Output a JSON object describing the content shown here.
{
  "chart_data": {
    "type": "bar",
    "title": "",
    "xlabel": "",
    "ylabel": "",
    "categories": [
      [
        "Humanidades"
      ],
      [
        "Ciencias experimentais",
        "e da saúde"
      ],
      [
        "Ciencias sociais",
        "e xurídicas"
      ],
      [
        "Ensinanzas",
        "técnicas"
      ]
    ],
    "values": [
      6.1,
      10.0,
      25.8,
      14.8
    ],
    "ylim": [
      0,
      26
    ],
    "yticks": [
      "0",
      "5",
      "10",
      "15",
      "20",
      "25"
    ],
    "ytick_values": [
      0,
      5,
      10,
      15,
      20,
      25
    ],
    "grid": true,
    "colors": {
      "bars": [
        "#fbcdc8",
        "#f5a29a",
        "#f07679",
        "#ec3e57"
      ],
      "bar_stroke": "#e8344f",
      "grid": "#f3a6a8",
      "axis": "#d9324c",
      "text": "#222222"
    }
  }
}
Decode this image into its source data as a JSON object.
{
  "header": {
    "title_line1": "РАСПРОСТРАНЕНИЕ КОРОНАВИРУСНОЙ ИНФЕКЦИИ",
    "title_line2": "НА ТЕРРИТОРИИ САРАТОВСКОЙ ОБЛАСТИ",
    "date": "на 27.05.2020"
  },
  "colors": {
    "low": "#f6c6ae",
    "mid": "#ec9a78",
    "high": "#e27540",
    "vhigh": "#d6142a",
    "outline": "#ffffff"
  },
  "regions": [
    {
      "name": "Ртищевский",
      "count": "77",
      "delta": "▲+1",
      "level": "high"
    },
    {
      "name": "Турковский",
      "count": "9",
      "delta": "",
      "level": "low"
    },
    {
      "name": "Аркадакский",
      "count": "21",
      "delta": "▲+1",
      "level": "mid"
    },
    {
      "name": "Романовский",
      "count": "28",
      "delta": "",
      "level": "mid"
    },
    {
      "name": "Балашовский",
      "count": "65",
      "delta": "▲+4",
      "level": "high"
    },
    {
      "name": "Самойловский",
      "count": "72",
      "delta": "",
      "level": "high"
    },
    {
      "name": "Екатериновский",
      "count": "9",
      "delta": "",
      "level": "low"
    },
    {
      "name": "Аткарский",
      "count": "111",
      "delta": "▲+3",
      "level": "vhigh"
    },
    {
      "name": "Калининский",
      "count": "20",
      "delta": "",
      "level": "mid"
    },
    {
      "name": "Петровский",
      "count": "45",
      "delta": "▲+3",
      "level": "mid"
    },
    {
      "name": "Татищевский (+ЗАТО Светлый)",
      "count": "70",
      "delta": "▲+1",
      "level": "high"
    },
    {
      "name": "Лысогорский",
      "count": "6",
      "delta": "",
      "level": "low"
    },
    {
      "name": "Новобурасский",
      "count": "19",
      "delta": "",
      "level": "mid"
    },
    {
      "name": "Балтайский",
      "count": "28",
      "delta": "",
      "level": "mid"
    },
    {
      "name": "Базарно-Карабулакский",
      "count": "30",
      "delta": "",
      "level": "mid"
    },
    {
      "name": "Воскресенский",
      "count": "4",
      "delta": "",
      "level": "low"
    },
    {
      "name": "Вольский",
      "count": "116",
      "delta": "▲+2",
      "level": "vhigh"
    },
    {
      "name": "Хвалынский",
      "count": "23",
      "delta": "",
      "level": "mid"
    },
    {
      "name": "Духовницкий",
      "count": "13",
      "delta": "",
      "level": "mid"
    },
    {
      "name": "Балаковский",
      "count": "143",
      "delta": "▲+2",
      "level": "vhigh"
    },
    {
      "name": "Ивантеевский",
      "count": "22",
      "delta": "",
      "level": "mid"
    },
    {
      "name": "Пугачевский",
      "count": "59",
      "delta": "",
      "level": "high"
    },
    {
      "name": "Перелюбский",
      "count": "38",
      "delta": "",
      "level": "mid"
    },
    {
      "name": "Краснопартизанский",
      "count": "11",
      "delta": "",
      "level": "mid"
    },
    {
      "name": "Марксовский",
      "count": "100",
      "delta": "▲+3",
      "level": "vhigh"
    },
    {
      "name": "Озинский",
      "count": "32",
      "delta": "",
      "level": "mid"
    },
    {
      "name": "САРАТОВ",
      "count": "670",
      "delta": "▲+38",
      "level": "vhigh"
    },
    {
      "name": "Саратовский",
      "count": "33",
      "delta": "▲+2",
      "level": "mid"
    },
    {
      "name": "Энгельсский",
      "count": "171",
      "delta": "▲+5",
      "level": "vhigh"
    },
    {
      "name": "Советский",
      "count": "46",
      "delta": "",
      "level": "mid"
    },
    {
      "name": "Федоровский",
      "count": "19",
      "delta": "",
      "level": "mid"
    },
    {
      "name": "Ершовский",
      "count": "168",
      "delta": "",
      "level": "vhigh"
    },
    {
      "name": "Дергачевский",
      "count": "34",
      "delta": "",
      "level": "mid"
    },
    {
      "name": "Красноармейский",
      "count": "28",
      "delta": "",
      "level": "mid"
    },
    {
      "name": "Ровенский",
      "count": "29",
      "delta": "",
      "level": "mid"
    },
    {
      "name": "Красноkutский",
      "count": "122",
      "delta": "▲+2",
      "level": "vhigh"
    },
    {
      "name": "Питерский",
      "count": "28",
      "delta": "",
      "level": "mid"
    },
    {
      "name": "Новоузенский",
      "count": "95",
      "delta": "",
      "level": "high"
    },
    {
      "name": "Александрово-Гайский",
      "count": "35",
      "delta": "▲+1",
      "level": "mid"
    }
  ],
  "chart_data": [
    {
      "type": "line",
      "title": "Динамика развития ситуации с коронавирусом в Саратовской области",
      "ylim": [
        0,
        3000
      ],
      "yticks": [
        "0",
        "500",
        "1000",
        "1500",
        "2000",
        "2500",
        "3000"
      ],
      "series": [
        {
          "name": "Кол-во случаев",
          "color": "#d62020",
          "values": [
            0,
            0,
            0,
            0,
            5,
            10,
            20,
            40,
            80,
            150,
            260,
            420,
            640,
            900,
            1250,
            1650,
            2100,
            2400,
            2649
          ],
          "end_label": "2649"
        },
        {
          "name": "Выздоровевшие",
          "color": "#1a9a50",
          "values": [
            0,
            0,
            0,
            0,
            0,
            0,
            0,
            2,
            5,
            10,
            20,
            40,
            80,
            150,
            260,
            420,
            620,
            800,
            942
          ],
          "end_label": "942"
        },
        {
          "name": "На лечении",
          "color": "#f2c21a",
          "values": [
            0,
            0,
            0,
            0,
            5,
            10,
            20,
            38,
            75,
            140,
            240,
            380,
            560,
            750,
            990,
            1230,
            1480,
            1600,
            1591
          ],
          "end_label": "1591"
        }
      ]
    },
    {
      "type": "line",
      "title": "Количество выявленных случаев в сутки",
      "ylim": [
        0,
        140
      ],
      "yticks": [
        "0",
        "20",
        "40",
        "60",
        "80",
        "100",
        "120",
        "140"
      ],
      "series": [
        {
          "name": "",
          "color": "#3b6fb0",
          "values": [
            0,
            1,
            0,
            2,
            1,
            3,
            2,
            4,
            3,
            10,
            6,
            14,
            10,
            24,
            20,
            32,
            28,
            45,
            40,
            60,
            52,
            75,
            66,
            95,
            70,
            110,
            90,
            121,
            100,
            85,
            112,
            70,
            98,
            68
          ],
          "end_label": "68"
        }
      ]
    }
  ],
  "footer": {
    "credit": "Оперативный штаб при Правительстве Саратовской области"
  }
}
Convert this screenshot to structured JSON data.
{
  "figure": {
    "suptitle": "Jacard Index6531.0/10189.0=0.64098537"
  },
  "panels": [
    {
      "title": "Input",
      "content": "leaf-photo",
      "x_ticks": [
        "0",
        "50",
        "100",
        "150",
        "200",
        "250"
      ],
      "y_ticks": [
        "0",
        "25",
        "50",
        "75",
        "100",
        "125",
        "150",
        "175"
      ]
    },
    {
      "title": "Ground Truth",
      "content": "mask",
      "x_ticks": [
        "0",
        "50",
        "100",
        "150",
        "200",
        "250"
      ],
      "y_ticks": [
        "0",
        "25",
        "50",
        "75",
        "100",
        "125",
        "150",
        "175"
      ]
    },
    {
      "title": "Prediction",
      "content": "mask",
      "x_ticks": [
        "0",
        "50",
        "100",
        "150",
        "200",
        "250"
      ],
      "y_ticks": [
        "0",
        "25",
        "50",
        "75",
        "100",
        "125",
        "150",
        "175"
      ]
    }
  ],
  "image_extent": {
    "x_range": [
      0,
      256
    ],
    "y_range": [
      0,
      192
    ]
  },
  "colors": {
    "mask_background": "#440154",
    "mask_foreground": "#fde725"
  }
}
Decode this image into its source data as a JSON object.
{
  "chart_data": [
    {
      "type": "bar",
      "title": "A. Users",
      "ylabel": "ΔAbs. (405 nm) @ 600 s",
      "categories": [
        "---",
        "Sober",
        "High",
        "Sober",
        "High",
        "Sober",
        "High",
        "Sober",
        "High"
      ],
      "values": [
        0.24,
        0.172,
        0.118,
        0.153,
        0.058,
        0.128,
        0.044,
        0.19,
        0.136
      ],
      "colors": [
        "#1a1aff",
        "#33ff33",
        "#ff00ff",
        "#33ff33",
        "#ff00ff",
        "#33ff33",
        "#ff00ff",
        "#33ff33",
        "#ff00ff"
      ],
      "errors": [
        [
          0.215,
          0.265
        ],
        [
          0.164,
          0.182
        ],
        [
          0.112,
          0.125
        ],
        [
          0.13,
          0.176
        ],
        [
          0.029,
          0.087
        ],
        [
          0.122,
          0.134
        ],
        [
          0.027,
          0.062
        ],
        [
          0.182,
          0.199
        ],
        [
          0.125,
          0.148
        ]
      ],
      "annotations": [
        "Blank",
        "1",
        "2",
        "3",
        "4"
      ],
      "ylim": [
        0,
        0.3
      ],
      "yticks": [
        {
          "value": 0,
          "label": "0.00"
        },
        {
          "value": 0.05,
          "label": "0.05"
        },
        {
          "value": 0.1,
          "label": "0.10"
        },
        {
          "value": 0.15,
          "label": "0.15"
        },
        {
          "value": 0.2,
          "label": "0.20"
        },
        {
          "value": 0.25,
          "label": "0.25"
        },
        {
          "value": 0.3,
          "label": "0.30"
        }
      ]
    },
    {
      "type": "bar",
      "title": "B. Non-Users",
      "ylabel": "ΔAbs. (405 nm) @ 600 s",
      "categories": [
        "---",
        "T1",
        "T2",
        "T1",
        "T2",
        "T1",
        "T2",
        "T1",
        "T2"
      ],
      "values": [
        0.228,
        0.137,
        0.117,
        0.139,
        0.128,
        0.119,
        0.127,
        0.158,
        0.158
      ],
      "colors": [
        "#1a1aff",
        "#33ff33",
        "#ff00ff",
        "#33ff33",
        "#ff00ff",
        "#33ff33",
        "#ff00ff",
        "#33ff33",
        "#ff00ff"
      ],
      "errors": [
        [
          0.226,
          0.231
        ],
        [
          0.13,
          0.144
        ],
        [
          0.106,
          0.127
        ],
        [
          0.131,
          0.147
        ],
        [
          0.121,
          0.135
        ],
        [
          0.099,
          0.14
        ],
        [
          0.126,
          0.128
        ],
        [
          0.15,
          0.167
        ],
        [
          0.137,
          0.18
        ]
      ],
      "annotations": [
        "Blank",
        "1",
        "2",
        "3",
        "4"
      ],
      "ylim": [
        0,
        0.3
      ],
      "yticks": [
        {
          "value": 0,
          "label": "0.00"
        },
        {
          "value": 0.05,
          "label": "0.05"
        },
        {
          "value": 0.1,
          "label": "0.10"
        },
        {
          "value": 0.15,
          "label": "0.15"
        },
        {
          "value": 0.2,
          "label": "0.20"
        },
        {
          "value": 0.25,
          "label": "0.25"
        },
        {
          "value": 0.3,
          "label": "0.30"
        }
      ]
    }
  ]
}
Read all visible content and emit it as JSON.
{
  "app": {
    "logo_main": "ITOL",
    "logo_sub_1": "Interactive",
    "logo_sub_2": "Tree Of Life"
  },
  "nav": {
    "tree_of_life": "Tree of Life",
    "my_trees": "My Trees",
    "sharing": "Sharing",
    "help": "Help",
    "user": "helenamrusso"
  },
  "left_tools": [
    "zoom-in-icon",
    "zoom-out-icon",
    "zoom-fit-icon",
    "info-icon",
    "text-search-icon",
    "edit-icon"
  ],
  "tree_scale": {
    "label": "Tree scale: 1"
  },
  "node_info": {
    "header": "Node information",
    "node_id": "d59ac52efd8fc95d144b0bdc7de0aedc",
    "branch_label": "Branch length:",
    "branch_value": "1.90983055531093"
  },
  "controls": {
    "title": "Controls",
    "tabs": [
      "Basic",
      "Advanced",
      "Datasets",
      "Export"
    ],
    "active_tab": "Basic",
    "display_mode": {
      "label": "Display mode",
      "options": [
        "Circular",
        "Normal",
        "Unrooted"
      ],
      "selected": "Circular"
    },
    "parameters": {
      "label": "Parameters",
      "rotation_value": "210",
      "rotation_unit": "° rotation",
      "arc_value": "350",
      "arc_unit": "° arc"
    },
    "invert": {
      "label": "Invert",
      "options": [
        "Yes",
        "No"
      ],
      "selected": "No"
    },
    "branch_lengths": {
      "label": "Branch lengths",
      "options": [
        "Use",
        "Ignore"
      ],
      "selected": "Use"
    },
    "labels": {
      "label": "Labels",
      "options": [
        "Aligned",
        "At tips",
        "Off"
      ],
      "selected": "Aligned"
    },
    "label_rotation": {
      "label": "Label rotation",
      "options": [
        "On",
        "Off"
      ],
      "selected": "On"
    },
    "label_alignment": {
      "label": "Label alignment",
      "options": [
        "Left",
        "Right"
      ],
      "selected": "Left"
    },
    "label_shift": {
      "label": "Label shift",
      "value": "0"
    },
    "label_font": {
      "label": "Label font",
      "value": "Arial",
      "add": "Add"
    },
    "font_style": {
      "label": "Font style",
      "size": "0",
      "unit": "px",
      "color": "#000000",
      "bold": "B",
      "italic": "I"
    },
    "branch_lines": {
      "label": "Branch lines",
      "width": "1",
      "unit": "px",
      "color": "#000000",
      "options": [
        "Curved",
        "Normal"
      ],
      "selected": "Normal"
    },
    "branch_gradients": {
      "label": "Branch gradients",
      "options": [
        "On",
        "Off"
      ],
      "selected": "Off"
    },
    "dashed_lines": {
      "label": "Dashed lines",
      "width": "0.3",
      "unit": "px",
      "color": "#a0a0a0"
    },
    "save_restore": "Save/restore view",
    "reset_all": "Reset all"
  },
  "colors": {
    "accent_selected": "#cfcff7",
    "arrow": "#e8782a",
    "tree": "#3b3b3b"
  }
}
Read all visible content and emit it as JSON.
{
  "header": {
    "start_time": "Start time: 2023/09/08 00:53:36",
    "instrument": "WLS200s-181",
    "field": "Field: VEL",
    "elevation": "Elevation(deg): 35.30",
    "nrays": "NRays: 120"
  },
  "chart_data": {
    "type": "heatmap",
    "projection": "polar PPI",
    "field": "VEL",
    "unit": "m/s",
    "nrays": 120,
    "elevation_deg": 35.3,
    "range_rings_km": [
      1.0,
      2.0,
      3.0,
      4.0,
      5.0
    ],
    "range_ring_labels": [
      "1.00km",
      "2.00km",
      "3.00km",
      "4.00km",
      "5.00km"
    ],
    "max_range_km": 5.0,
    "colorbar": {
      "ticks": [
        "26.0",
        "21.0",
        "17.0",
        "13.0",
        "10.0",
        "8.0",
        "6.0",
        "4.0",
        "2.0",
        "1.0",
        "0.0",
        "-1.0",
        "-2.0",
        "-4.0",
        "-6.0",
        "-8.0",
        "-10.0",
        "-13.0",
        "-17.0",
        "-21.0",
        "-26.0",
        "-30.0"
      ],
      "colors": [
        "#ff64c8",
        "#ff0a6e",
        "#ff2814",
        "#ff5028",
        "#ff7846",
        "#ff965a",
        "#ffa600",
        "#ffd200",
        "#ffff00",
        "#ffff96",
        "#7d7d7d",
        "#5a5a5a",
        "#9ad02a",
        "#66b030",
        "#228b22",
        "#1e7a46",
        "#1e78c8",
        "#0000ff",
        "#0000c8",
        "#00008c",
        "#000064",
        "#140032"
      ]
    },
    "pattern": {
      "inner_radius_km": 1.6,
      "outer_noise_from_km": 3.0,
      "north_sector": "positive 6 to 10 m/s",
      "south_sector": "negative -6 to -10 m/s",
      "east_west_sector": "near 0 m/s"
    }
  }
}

#### GIVEN EXERCISE:
Pick out, from the lines above, every one that contains the string "zoom".

#### EXERCISE ANSWER:
    "zoom-in-icon",
    "zoom-out-icon",
    "zoom-fit-icon",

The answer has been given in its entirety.